[Dataset items]
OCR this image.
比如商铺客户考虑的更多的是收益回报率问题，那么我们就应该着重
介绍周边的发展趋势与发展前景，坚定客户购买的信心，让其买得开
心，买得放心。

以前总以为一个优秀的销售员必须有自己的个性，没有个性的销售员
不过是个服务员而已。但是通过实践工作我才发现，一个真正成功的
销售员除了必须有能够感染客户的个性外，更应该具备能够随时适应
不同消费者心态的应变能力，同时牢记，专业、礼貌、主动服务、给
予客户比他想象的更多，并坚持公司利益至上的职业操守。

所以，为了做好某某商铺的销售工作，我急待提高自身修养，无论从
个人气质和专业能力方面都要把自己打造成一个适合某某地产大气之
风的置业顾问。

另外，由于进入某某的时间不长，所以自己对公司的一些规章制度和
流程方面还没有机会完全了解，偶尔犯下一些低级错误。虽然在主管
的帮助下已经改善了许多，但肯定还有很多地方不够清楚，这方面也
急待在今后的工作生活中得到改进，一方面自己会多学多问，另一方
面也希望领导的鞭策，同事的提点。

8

STATED GOAL:
Recite the full listing above exactly.

IN RESPONSE:
OCR this image.
比如商铺客户考虑的更多的是收益回报率问题，那么我们就应该着重
介绍周边的发展趋势与发展前景，坚定客户购买的信心，让其买得开
心，买得放心。

以前总以为一个优秀的销售员必须有自己的个性，没有个性的销售员
不过是个服务员而已。但是通过实践工作我才发现，一个真正成功的
销售员除了必须有能够感染客户的个性外，更应该具备能够随时适应
不同消费者心态的应变能力，同时牢记，专业、礼貌、主动服务、给
予客户比他想象的更多，并坚持公司利益至上的职业操守。

所以，为了做好某某商铺的销售工作，我急待提高自身修养，无论从
个人气质和专业能力方面都要把自己打造成一个适合某某地产大气之
风的置业顾问。

另外，由于进入某某的时间不长，所以自己对公司的一些规章制度和
流程方面还没有机会完全了解，偶尔犯下一些低级错误。虽然在主管
的帮助下已经改善了许多，但肯定还有很多地方不够清楚，这方面也
急待在今后的工作生活中得到改进，一方面自己会多学多问，另一方
面也希望领导的鞭策，同事的提点。

8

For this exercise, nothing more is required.